═══ DATA PROVIDED ═══

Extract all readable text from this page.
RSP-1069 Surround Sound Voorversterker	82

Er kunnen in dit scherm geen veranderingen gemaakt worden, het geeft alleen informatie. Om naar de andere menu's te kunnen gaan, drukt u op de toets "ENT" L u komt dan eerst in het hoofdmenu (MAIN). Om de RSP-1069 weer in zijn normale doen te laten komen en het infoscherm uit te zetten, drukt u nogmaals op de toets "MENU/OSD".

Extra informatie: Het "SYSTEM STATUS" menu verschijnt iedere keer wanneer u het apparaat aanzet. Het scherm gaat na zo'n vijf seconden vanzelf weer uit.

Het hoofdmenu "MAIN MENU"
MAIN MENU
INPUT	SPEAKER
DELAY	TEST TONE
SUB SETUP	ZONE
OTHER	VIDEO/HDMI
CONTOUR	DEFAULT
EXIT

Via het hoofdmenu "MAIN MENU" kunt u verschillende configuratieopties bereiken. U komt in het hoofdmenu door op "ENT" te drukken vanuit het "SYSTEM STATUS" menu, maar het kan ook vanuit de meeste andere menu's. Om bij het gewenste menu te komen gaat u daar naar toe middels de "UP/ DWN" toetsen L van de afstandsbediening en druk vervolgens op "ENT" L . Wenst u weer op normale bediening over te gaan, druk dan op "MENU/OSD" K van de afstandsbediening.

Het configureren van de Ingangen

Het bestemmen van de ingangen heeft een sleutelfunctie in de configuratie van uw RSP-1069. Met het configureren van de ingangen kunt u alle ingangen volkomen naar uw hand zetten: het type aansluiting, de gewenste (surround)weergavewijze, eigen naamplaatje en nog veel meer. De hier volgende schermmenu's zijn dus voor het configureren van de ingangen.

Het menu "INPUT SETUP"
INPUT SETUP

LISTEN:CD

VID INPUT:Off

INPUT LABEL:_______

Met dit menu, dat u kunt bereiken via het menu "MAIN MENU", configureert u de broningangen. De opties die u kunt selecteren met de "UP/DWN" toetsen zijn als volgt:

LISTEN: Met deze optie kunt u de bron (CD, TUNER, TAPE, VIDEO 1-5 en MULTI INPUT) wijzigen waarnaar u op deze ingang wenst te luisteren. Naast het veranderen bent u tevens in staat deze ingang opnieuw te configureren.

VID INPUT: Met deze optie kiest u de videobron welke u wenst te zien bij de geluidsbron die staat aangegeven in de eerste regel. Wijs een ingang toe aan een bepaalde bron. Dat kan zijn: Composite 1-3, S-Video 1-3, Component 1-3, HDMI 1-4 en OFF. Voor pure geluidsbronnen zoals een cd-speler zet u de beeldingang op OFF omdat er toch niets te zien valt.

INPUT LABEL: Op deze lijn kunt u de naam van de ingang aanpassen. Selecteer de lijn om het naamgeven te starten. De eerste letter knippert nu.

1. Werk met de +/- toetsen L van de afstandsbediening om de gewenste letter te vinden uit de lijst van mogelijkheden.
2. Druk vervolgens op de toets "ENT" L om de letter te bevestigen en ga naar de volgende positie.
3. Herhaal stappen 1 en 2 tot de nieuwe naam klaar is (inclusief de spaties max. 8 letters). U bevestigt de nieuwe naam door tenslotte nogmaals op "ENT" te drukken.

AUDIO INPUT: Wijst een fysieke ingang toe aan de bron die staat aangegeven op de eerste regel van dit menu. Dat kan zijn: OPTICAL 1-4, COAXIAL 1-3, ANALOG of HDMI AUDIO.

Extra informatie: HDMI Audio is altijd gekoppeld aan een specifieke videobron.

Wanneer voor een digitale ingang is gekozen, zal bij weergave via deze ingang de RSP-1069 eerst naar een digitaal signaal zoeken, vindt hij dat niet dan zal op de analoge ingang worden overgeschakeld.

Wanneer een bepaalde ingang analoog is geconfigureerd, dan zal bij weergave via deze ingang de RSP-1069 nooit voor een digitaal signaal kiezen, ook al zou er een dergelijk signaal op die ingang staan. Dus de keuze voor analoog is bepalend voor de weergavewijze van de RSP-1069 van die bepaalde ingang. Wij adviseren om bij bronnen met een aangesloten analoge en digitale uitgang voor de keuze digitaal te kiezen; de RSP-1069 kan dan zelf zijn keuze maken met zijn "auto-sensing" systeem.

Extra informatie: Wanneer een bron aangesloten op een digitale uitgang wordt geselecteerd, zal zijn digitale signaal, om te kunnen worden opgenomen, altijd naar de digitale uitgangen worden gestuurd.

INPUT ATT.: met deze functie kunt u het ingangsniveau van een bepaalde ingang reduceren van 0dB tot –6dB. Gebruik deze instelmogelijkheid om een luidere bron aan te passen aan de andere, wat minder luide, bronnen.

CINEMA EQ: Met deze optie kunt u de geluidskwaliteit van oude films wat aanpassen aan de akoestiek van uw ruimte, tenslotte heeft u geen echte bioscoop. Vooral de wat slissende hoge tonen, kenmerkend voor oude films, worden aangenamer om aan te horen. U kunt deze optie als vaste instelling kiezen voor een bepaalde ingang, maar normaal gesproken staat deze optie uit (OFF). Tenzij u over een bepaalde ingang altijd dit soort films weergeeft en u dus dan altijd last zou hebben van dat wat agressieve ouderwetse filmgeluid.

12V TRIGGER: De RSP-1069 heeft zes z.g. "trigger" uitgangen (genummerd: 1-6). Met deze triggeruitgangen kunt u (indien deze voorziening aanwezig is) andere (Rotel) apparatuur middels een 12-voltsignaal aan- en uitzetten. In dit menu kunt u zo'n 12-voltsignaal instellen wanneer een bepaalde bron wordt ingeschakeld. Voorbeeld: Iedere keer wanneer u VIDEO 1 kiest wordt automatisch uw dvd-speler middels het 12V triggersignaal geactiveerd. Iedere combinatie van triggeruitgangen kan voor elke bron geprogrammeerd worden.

═══

_WORK INSTRUCTIONS_
Give all of the entries again, exactly.

_WRITTEN RESPONSE_
Extract all readable text from this page.
RSP-1069 Surround Sound Voorversterker	82

Er kunnen in dit scherm geen veranderingen gemaakt worden, het geeft alleen informatie. Om naar de andere menu's te kunnen gaan, drukt u op de toets "ENT" L u komt dan eerst in het hoofdmenu (MAIN). Om de RSP-1069 weer in zijn normale doen te laten komen en het infoscherm uit te zetten, drukt u nogmaals op de toets "MENU/OSD".

Extra informatie: Het "SYSTEM STATUS" menu verschijnt iedere keer wanneer u het apparaat aanzet. Het scherm gaat na zo'n vijf seconden vanzelf weer uit.

Het hoofdmenu "MAIN MENU"
MAIN MENU
INPUT	SPEAKER
DELAY	TEST TONE
SUB SETUP	ZONE
OTHER	VIDEO/HDMI
CONTOUR	DEFAULT
EXIT

Via het hoofdmenu "MAIN MENU" kunt u verschillende configuratieopties bereiken. U komt in het hoofdmenu door op "ENT" te drukken vanuit het "SYSTEM STATUS" menu, maar het kan ook vanuit de meeste andere menu's. Om bij het gewenste menu te komen gaat u daar naar toe middels de "UP/ DWN" toetsen L van de afstandsbediening en druk vervolgens op "ENT" L . Wenst u weer op normale bediening over te gaan, druk dan op "MENU/OSD" K van de afstandsbediening.

Het configureren van de Ingangen

Het bestemmen van de ingangen heeft een sleutelfunctie in de configuratie van uw RSP-1069. Met het configureren van de ingangen kunt u alle ingangen volkomen naar uw hand zetten: het type aansluiting, de gewenste (surround)weergavewijze, eigen naamplaatje en nog veel meer. De hier volgende schermmenu's zijn dus voor het configureren van de ingangen.

Het menu "INPUT SETUP"
INPUT SETUP

LISTEN:CD

VID INPUT:Off

INPUT LABEL:_______

Met dit menu, dat u kunt bereiken via het menu "MAIN MENU", configureert u de broningangen. De opties die u kunt selecteren met de "UP/DWN" toetsen zijn als volgt:

LISTEN: Met deze optie kunt u de bron (CD, TUNER, TAPE, VIDEO 1-5 en MULTI INPUT) wijzigen waarnaar u op deze ingang wenst te luisteren. Naast het veranderen bent u tevens in staat deze ingang opnieuw te configureren.

VID INPUT: Met deze optie kiest u de videobron welke u wenst te zien bij de geluidsbron die staat aangegeven in de eerste regel. Wijs een ingang toe aan een bepaalde bron. Dat kan zijn: Composite 1-3, S-Video 1-3, Component 1-3, HDMI 1-4 en OFF. Voor pure geluidsbronnen zoals een cd-speler zet u de beeldingang op OFF omdat er toch niets te zien valt.

INPUT LABEL: Op deze lijn kunt u de naam van de ingang aanpassen. Selecteer de lijn om het naamgeven te starten. De eerste letter knippert nu.

1. Werk met de +/- toetsen L van de afstandsbediening om de gewenste letter te vinden uit de lijst van mogelijkheden.
2. Druk vervolgens op de toets "ENT" L om de letter te bevestigen en ga naar de volgende positie.
3. Herhaal stappen 1 en 2 tot de nieuwe naam klaar is (inclusief de spaties max. 8 letters). U bevestigt de nieuwe naam door tenslotte nogmaals op "ENT" te drukken.

AUDIO INPUT: Wijst een fysieke ingang toe aan de bron die staat aangegeven op de eerste regel van dit menu. Dat kan zijn: OPTICAL 1-4, COAXIAL 1-3, ANALOG of HDMI AUDIO.

Extra informatie: HDMI Audio is altijd gekoppeld aan een specifieke videobron.

Wanneer voor een digitale ingang is gekozen, zal bij weergave via deze ingang de RSP-1069 eerst naar een digitaal signaal zoeken, vindt hij dat niet dan zal op de analoge ingang worden overgeschakeld.

Wanneer een bepaalde ingang analoog is geconfigureerd, dan zal bij weergave via deze ingang de RSP-1069 nooit voor een digitaal signaal kiezen, ook al zou er een dergelijk signaal op die ingang staan. Dus de keuze voor analoog is bepalend voor de weergavewijze van de RSP-1069 van die bepaalde ingang. Wij adviseren om bij bronnen met een aangesloten analoge en digitale uitgang voor de keuze digitaal te kiezen; de RSP-1069 kan dan zelf zijn keuze maken met zijn "auto-sensing" systeem.

Extra informatie: Wanneer een bron aangesloten op een digitale uitgang wordt geselecteerd, zal zijn digitale signaal, om te kunnen worden opgenomen, altijd naar de digitale uitgangen worden gestuurd.

INPUT ATT.: met deze functie kunt u het ingangsniveau van een bepaalde ingang reduceren van 0dB tot –6dB. Gebruik deze instelmogelijkheid om een luidere bron aan te passen aan de andere, wat minder luide, bronnen.

CINEMA EQ: Met deze optie kunt u de geluidskwaliteit van oude films wat aanpassen aan de akoestiek van uw ruimte, tenslotte heeft u geen echte bioscoop. Vooral de wat slissende hoge tonen, kenmerkend voor oude films, worden aangenamer om aan te horen. U kunt deze optie als vaste instelling kiezen voor een bepaalde ingang, maar normaal gesproken staat deze optie uit (OFF). Tenzij u over een bepaalde ingang altijd dit soort films weergeeft en u dus dan altijd last zou hebben van dat wat agressieve ouderwetse filmgeluid.

12V TRIGGER: De RSP-1069 heeft zes z.g. "trigger" uitgangen (genummerd: 1-6). Met deze triggeruitgangen kunt u (indien deze voorziening aanwezig is) andere (Rotel) apparatuur middels een 12-voltsignaal aan- en uitzetten. In dit menu kunt u zo'n 12-voltsignaal instellen wanneer een bepaalde bron wordt ingeschakeld. Voorbeeld: Iedere keer wanneer u VIDEO 1 kiest wordt automatisch uw dvd-speler middels het 12V triggersignaal geactiveerd. Iedere combinatie van triggeruitgangen kan voor elke bron geprogrammeerd worden.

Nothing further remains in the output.